# INSTRUCTIONS TO FOLLOW
Using the listing below, extract each line that has the word "Temperature" in it.

# THE DATA
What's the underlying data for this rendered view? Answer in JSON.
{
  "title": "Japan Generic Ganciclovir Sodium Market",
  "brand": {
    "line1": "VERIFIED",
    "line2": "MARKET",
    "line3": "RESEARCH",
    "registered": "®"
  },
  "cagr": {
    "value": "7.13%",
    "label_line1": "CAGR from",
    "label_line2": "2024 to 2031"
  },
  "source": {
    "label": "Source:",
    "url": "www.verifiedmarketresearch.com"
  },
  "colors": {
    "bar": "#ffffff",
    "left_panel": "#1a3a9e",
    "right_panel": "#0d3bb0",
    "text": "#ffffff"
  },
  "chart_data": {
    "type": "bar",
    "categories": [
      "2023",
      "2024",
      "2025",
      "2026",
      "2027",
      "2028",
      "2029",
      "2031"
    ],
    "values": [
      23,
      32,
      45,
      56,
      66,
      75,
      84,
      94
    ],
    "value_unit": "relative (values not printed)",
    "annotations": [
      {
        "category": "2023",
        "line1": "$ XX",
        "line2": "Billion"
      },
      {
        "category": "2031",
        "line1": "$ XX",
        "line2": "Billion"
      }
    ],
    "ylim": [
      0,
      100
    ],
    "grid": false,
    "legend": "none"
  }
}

---

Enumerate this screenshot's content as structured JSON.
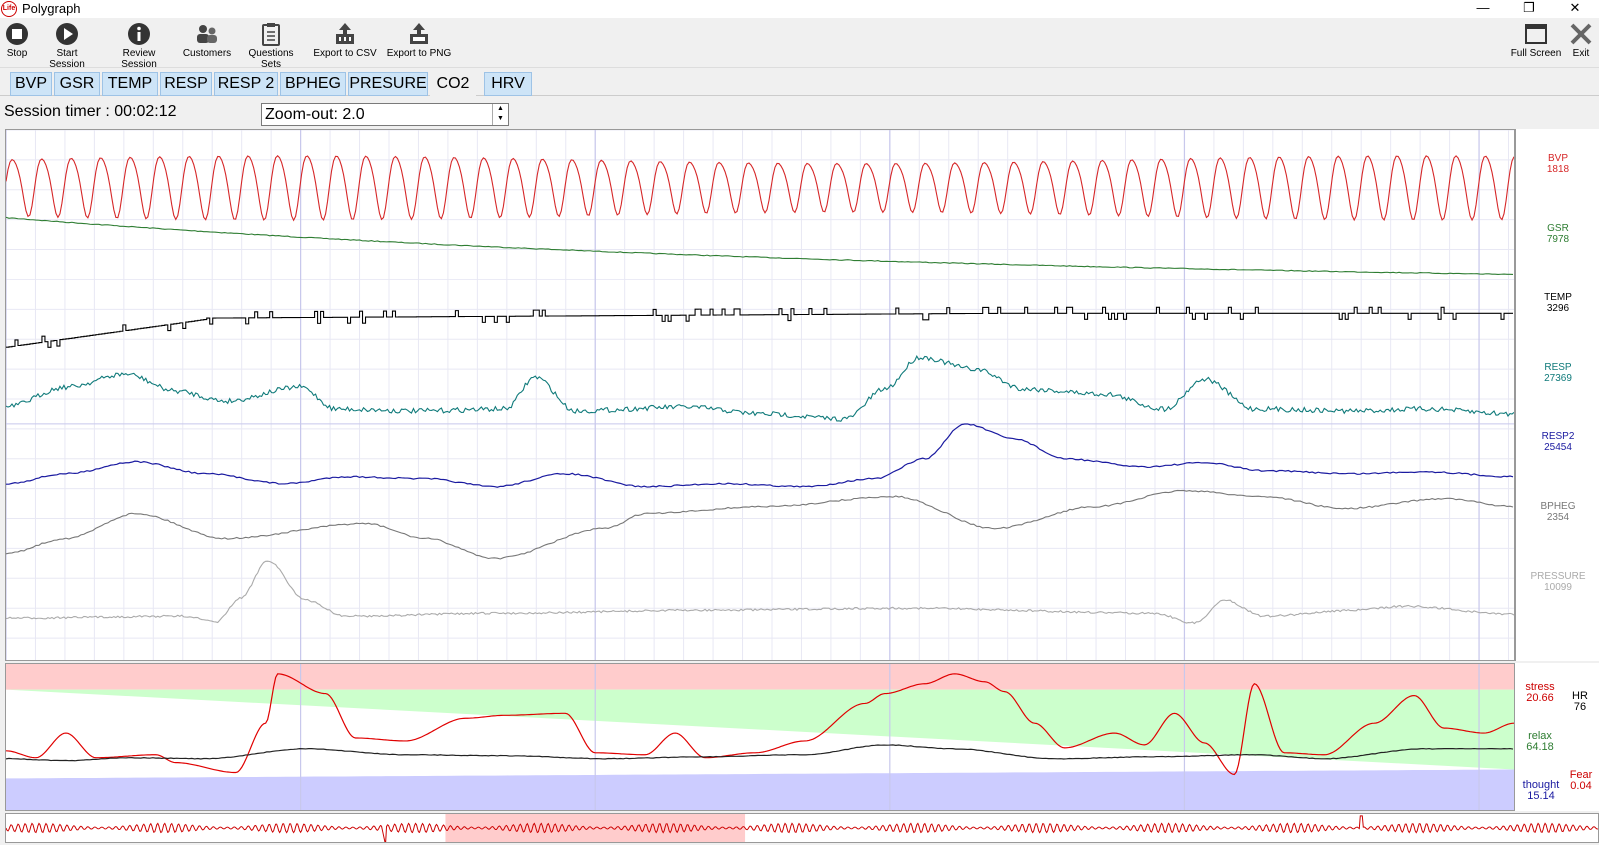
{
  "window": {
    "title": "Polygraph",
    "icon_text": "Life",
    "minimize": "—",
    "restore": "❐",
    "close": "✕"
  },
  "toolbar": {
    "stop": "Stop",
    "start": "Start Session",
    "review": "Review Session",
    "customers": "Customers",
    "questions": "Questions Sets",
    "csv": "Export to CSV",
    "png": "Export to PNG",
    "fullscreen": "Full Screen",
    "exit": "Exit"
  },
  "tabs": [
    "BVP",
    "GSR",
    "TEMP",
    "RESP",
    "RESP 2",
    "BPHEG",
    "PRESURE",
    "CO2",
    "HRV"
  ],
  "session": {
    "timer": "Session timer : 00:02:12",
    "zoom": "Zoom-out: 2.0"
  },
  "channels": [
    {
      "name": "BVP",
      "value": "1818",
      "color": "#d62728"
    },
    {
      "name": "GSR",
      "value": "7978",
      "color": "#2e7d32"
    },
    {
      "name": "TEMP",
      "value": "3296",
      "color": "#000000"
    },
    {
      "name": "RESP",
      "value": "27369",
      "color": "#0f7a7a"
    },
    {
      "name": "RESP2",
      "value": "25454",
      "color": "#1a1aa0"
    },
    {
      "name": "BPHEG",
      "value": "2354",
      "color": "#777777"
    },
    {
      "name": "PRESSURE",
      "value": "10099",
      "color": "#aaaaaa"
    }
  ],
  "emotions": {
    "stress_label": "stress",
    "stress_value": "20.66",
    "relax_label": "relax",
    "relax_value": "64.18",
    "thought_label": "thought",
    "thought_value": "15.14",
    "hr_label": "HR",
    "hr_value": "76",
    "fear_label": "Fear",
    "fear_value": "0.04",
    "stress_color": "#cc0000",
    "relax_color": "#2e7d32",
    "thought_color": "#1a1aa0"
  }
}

---

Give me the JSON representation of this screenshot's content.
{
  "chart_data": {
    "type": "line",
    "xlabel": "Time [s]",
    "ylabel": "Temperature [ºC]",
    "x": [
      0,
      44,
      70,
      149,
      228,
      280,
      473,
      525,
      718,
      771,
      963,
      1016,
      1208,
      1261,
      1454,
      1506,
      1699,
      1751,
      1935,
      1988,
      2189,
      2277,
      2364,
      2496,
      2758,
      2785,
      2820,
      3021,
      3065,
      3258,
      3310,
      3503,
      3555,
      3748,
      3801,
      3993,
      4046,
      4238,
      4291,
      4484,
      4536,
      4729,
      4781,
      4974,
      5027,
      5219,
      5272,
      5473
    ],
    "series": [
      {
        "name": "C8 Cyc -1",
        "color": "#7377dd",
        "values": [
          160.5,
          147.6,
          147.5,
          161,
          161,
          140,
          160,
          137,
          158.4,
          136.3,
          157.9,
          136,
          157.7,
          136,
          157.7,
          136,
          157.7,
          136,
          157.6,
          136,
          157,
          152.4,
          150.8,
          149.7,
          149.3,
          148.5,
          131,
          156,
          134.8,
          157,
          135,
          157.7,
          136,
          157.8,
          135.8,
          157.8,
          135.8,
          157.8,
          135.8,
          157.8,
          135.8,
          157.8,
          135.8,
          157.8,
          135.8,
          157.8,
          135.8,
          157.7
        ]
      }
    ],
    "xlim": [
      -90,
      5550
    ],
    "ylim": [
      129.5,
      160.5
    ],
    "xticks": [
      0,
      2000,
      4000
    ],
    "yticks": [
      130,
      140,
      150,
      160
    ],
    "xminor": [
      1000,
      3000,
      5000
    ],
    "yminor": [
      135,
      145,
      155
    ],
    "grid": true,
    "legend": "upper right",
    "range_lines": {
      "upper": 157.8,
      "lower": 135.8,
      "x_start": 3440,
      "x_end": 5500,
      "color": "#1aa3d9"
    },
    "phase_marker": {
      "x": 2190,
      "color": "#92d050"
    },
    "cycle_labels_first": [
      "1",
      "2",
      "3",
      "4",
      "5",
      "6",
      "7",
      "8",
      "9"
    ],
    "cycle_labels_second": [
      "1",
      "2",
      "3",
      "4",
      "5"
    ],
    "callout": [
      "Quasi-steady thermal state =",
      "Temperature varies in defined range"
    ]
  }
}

# EXPECTED ANSWER
    "ylabel": "Temperature [ºC]",
      "Temperature varies in defined range"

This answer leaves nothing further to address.